◆ Written request ◆
In this exercise, reproduce all the entries that follow exactly.

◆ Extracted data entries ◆
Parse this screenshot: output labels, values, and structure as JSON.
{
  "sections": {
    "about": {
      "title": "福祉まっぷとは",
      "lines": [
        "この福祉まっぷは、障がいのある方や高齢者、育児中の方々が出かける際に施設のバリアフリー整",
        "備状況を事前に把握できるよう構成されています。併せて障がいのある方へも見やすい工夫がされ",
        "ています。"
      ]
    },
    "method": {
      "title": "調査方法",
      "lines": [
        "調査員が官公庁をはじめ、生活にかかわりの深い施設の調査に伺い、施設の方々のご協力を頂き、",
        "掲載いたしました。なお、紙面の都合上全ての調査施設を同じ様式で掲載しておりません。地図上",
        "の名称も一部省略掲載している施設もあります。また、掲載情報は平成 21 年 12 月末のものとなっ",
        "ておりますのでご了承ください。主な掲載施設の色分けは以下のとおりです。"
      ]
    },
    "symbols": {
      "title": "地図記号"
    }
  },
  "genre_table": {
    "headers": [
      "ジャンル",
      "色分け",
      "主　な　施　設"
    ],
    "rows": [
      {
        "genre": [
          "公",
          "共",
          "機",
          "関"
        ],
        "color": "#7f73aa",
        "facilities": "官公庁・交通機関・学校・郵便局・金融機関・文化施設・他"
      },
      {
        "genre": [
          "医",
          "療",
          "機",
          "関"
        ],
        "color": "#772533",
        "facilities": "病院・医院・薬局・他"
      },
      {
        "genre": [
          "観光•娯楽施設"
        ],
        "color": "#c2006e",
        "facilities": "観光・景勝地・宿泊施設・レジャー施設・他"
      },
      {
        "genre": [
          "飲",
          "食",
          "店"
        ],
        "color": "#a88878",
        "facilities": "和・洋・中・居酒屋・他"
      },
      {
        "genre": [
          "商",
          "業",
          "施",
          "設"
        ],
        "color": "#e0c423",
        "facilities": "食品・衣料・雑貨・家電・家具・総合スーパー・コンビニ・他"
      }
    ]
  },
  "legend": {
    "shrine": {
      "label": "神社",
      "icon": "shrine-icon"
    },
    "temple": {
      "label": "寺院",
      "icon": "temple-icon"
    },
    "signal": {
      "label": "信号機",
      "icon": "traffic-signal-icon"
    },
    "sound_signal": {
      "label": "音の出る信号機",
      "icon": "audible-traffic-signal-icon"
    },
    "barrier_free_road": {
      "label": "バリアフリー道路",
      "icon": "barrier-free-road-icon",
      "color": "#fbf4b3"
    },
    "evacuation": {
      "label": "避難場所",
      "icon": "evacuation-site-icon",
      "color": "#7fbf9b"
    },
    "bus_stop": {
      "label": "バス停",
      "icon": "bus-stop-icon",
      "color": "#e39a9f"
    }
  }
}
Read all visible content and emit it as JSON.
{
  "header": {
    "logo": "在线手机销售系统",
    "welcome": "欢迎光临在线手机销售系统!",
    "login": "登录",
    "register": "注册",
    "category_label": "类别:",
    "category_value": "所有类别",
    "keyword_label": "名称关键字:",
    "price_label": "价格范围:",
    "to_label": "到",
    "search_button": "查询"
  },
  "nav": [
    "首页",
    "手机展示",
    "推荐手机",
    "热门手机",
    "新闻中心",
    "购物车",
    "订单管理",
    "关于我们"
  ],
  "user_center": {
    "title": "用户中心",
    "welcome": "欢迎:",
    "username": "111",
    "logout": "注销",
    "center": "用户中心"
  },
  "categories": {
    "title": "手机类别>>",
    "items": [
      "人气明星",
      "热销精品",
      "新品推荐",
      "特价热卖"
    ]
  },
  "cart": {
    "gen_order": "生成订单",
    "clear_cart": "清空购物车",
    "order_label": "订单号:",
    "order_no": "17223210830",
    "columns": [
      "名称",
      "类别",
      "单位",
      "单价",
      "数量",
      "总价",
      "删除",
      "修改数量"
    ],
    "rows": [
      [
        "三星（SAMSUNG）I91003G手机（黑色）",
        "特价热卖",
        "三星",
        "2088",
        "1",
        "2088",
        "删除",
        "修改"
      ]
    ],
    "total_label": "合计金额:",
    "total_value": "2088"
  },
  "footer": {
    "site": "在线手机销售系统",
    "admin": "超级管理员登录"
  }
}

◆ Correct output ◆
Parse this screenshot: output labels, values, and structure as JSON.
{
  "sections": {
    "about": {
      "title": "福祉まっぷとは",
      "lines": [
        "この福祉まっぷは、障がいのある方や高齢者、育児中の方々が出かける際に施設のバリアフリー整",
        "備状況を事前に把握できるよう構成されています。併せて障がいのある方へも見やすい工夫がされ",
        "ています。"
      ]
    },
    "method": {
      "title": "調査方法",
      "lines": [
        "調査員が官公庁をはじめ、生活にかかわりの深い施設の調査に伺い、施設の方々のご協力を頂き、",
        "掲載いたしました。なお、紙面の都合上全ての調査施設を同じ様式で掲載しておりません。地図上",
        "の名称も一部省略掲載している施設もあります。また、掲載情報は平成 21 年 12 月末のものとなっ",
        "ておりますのでご了承ください。主な掲載施設の色分けは以下のとおりです。"
      ]
    },
    "symbols": {
      "title": "地図記号"
    }
  },
  "genre_table": {
    "headers": [
      "ジャンル",
      "色分け",
      "主　な　施　設"
    ],
    "rows": [
      {
        "genre": [
          "公",
          "共",
          "機",
          "関"
        ],
        "color": "#7f73aa",
        "facilities": "官公庁・交通機関・学校・郵便局・金融機関・文化施設・他"
      },
      {
        "genre": [
          "医",
          "療",
          "機",
          "関"
        ],
        "color": "#772533",
        "facilities": "病院・医院・薬局・他"
      },
      {
        "genre": [
          "観光•娯楽施設"
        ],
        "color": "#c2006e",
        "facilities": "観光・景勝地・宿泊施設・レジャー施設・他"
      },
      {
        "genre": [
          "飲",
          "食",
          "店"
        ],
        "color": "#a88878",
        "facilities": "和・洋・中・居酒屋・他"
      },
      {
        "genre": [
          "商",
          "業",
          "施",
          "設"
        ],
        "color": "#e0c423",
        "facilities": "食品・衣料・雑貨・家電・家具・総合スーパー・コンビニ・他"
      }
    ]
  },
  "legend": {
    "shrine": {
      "label": "神社",
      "icon": "shrine-icon"
    },
    "temple": {
      "label": "寺院",
      "icon": "temple-icon"
    },
    "signal": {
      "label": "信号機",
      "icon": "traffic-signal-icon"
    },
    "sound_signal": {
      "label": "音の出る信号機",
      "icon": "audible-traffic-signal-icon"
    },
    "barrier_free_road": {
      "label": "バリアフリー道路",
      "icon": "barrier-free-road-icon",
      "color": "#fbf4b3"
    },
    "evacuation": {
      "label": "避難場所",
      "icon": "evacuation-site-icon",
      "color": "#7fbf9b"
    },
    "bus_stop": {
      "label": "バス停",
      "icon": "bus-stop-icon",
      "color": "#e39a9f"
    }
  }
}
Read all visible content and emit it as JSON.
{
  "header": {
    "logo": "在线手机销售系统",
    "welcome": "欢迎光临在线手机销售系统!",
    "login": "登录",
    "register": "注册",
    "category_label": "类别:",
    "category_value": "所有类别",
    "keyword_label": "名称关键字:",
    "price_label": "价格范围:",
    "to_label": "到",
    "search_button": "查询"
  },
  "nav": [
    "首页",
    "手机展示",
    "推荐手机",
    "热门手机",
    "新闻中心",
    "购物车",
    "订单管理",
    "关于我们"
  ],
  "user_center": {
    "title": "用户中心",
    "welcome": "欢迎:",
    "username": "111",
    "logout": "注销",
    "center": "用户中心"
  },
  "categories": {
    "title": "手机类别>>",
    "items": [
      "人气明星",
      "热销精品",
      "新品推荐",
      "特价热卖"
    ]
  },
  "cart": {
    "gen_order": "生成订单",
    "clear_cart": "清空购物车",
    "order_label": "订单号:",
    "order_no": "17223210830",
    "columns": [
      "名称",
      "类别",
      "单位",
      "单价",
      "数量",
      "总价",
      "删除",
      "修改数量"
    ],
    "rows": [
      [
        "三星（SAMSUNG）I91003G手机（黑色）",
        "特价热卖",
        "三星",
        "2088",
        "1",
        "2088",
        "删除",
        "修改"
      ]
    ],
    "total_label": "合计金额:",
    "total_value": "2088"
  },
  "footer": {
    "site": "在线手机销售系统",
    "admin": "超级管理员登录"
  }
}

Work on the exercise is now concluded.